Exercise goal> Quote the records that follow in full, leaving the pictures out.

Entries provided>
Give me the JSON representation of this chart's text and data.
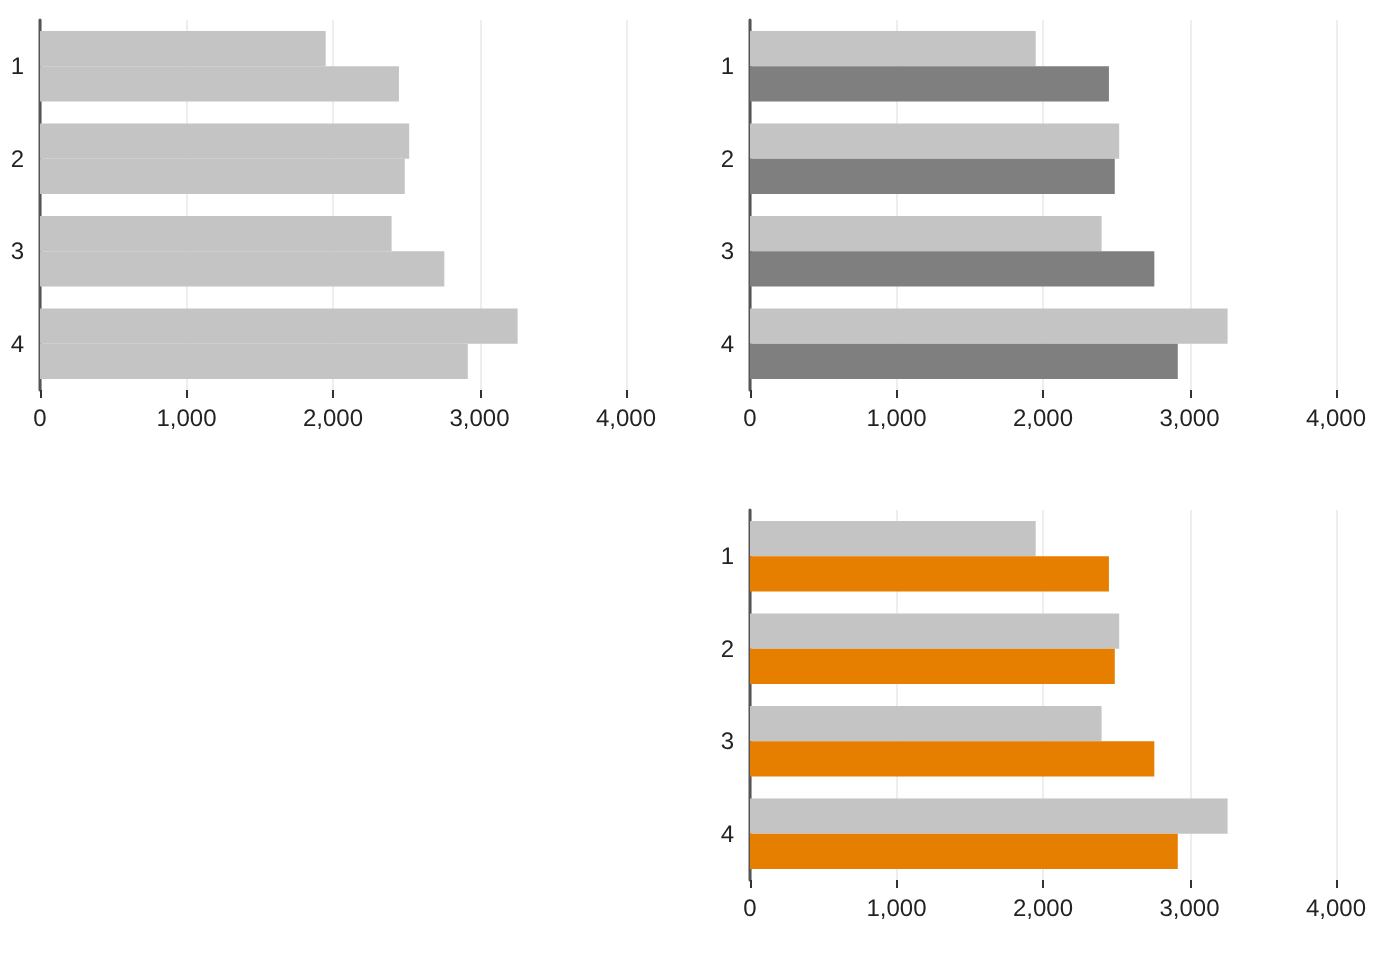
{
  "chart_data": [
    {
      "type": "bar",
      "orientation": "horizontal",
      "categories": [
        "1",
        "2",
        "3",
        "4"
      ],
      "series": [
        {
          "color": "#c4c4c4",
          "values": [
            1950,
            2520,
            2400,
            3260
          ]
        },
        {
          "color": "#c4c4c4",
          "values": [
            2450,
            2490,
            2760,
            2920
          ]
        }
      ],
      "xlim": [
        0,
        4000
      ],
      "xticks": [
        {
          "value": 0,
          "label": "0"
        },
        {
          "value": 1000,
          "label": "1,000"
        },
        {
          "value": 2000,
          "label": "2,000"
        },
        {
          "value": 3000,
          "label": "3,000"
        },
        {
          "value": 4000,
          "label": "4,000"
        }
      ],
      "grid": "x"
    },
    {
      "type": "bar",
      "orientation": "horizontal",
      "categories": [
        "1",
        "2",
        "3",
        "4"
      ],
      "series": [
        {
          "color": "#c4c4c4",
          "values": [
            1950,
            2520,
            2400,
            3260
          ]
        },
        {
          "color": "#7f7f7f",
          "values": [
            2450,
            2490,
            2760,
            2920
          ]
        }
      ],
      "xlim": [
        0,
        4000
      ],
      "xticks": [
        {
          "value": 0,
          "label": "0"
        },
        {
          "value": 1000,
          "label": "1,000"
        },
        {
          "value": 2000,
          "label": "2,000"
        },
        {
          "value": 3000,
          "label": "3,000"
        },
        {
          "value": 4000,
          "label": "4,000"
        }
      ],
      "grid": "x"
    },
    {
      "type": "bar",
      "orientation": "horizontal",
      "categories": [
        "1",
        "2",
        "3",
        "4"
      ],
      "series": [
        {
          "color": "#c4c4c4",
          "values": [
            1950,
            2520,
            2400,
            3260
          ]
        },
        {
          "color": "#e67e00",
          "values": [
            2450,
            2490,
            2760,
            2920
          ]
        }
      ],
      "xlim": [
        0,
        4000
      ],
      "xticks": [
        {
          "value": 0,
          "label": "0"
        },
        {
          "value": 1000,
          "label": "1,000"
        },
        {
          "value": 2000,
          "label": "2,000"
        },
        {
          "value": 3000,
          "label": "3,000"
        },
        {
          "value": 4000,
          "label": "4,000"
        }
      ],
      "grid": "x"
    }
  ]
}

Task result>
Give me the JSON representation of this chart's text and data.
{
  "chart_data": [
    {
      "type": "bar",
      "orientation": "horizontal",
      "categories": [
        "1",
        "2",
        "3",
        "4"
      ],
      "series": [
        {
          "color": "#c4c4c4",
          "values": [
            1950,
            2520,
            2400,
            3260
          ]
        },
        {
          "color": "#c4c4c4",
          "values": [
            2450,
            2490,
            2760,
            2920
          ]
        }
      ],
      "xlim": [
        0,
        4000
      ],
      "xticks": [
        {
          "value": 0,
          "label": "0"
        },
        {
          "value": 1000,
          "label": "1,000"
        },
        {
          "value": 2000,
          "label": "2,000"
        },
        {
          "value": 3000,
          "label": "3,000"
        },
        {
          "value": 4000,
          "label": "4,000"
        }
      ],
      "grid": "x"
    },
    {
      "type": "bar",
      "orientation": "horizontal",
      "categories": [
        "1",
        "2",
        "3",
        "4"
      ],
      "series": [
        {
          "color": "#c4c4c4",
          "values": [
            1950,
            2520,
            2400,
            3260
          ]
        },
        {
          "color": "#7f7f7f",
          "values": [
            2450,
            2490,
            2760,
            2920
          ]
        }
      ],
      "xlim": [
        0,
        4000
      ],
      "xticks": [
        {
          "value": 0,
          "label": "0"
        },
        {
          "value": 1000,
          "label": "1,000"
        },
        {
          "value": 2000,
          "label": "2,000"
        },
        {
          "value": 3000,
          "label": "3,000"
        },
        {
          "value": 4000,
          "label": "4,000"
        }
      ],
      "grid": "x"
    },
    {
      "type": "bar",
      "orientation": "horizontal",
      "categories": [
        "1",
        "2",
        "3",
        "4"
      ],
      "series": [
        {
          "color": "#c4c4c4",
          "values": [
            1950,
            2520,
            2400,
            3260
          ]
        },
        {
          "color": "#e67e00",
          "values": [
            2450,
            2490,
            2760,
            2920
          ]
        }
      ],
      "xlim": [
        0,
        4000
      ],
      "xticks": [
        {
          "value": 0,
          "label": "0"
        },
        {
          "value": 1000,
          "label": "1,000"
        },
        {
          "value": 2000,
          "label": "2,000"
        },
        {
          "value": 3000,
          "label": "3,000"
        },
        {
          "value": 4000,
          "label": "4,000"
        }
      ],
      "grid": "x"
    }
  ]
}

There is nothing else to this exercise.